● PAGE EXCERPT
Monteverde also has 4000 plant/tree species within its tiny areas while in comparison ALL of Europe has 12 000 species. The first 10 minutes of the path we walked in secondary forest before entering the primary forest also known as virgin forest.
We managed to spot the famous Quetzal (Guatemalas national bird) and the Orange-bellied Trogon that is a very close relative. We also spotted a lot of other birds and even a sloth.

The misty sensation of the constant dripping was amazing, but the guided tour ended around 10 am. Kate, Simon, an english lady living in spain and I had lunch and then we headed into another trail in the forest, El Camino.
It is, apparently, the oldest trail they have and also the most open one.
During our walk we headed into another trail, the Wilford Guindon Trail, to enter a hanging bridge in the forest. Amazing.

At this point the english lady went back to the ranger station and Simon, Kate and I continued by ourself. We did not exactly walk fast because there was too much to see and explore. The Wilford Guindon Trail meets up with El Camino Path after about 1 km and we continued on our orignial path leading us to the Penas Blancas Valley that is also the continental divide point.

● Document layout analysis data

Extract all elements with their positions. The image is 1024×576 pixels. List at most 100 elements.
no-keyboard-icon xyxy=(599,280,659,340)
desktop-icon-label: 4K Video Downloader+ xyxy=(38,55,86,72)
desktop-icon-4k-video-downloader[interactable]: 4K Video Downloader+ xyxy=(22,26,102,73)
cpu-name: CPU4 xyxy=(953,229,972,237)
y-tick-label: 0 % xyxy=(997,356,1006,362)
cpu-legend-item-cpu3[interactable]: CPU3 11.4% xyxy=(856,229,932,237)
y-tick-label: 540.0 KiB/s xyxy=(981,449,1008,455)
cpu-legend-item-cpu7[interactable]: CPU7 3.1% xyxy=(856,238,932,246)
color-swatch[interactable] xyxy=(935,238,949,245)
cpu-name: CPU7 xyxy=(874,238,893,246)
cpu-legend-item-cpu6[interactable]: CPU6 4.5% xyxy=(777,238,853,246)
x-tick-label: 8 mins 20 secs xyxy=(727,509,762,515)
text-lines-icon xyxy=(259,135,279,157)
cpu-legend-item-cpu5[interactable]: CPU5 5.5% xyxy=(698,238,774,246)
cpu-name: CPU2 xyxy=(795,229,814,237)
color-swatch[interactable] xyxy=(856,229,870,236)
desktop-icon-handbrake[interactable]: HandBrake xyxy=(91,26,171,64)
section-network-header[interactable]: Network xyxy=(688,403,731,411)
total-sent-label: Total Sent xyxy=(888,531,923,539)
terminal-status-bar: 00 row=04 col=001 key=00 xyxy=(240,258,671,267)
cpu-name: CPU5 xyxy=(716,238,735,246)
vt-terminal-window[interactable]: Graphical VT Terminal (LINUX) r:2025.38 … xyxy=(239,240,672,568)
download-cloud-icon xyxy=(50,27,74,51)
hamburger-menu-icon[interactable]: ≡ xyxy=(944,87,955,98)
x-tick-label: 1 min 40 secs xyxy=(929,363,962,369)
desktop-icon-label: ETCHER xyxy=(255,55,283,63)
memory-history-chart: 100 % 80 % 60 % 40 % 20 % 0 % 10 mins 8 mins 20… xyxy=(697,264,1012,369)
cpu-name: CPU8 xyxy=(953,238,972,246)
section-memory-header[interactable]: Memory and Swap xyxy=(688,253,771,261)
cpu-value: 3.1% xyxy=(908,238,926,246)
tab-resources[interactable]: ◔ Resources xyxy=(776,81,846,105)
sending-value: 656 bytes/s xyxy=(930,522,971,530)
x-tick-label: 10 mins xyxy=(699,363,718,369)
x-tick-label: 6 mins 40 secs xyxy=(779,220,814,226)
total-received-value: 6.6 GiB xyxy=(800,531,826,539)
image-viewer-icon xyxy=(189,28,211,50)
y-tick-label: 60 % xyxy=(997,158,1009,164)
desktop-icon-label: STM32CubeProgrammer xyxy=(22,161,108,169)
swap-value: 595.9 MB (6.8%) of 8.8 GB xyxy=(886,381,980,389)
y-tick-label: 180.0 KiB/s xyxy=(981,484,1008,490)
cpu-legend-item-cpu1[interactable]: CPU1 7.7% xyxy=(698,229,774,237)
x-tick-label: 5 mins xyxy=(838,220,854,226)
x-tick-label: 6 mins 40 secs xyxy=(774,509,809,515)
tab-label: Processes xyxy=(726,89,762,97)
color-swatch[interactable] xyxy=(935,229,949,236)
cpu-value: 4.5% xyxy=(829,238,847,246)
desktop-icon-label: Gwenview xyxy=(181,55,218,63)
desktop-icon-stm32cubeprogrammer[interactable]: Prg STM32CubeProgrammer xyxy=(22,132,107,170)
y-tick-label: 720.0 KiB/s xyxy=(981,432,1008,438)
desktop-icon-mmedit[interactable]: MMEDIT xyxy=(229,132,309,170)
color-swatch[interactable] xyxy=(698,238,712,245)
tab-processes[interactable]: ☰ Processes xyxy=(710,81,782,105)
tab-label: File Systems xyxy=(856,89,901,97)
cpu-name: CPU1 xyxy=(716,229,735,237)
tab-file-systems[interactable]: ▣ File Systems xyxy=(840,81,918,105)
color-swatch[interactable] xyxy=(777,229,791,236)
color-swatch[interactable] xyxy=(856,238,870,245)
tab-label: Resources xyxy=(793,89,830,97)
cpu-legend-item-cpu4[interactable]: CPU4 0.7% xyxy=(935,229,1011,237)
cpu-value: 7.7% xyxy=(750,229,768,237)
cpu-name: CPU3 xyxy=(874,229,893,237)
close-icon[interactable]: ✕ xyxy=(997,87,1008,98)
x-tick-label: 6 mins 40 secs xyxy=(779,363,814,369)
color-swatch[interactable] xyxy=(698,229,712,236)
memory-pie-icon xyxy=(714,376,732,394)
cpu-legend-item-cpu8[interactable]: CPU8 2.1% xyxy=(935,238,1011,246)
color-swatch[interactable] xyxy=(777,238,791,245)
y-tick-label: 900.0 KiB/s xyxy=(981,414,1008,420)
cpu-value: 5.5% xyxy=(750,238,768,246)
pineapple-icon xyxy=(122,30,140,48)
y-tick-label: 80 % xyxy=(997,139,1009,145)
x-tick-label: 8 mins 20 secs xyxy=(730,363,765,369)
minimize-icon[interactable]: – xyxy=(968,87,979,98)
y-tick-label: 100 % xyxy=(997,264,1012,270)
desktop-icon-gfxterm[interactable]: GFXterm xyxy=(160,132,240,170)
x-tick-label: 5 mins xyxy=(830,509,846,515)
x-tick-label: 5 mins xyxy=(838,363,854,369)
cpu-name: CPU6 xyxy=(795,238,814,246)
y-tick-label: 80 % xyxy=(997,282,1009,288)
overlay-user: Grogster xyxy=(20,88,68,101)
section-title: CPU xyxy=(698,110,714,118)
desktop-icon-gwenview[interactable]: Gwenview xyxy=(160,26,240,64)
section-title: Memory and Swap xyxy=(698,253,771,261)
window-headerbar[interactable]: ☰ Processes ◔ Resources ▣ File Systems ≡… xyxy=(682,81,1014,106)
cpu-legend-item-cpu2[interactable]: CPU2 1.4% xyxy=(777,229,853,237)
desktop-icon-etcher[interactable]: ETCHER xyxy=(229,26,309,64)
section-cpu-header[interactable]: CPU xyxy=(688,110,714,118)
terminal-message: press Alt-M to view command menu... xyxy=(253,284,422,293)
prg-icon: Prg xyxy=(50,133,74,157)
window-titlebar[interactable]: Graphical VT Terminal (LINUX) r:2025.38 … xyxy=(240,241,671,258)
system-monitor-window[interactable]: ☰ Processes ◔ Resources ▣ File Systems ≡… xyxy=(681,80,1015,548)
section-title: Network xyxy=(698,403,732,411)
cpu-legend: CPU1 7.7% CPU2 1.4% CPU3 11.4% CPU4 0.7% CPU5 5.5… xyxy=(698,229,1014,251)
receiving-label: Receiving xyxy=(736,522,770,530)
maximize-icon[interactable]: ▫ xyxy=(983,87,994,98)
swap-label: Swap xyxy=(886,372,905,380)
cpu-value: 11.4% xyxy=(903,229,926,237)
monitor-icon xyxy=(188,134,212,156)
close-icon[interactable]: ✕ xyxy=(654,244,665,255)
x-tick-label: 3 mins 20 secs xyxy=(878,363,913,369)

● REQUIRED WORK
In the Monteverde account, what path does the Wilford Guindon Trail meet up with after about 1 km? The rows have no connection to the Monteverde account.

● ANSWER AREA
El Camino Path.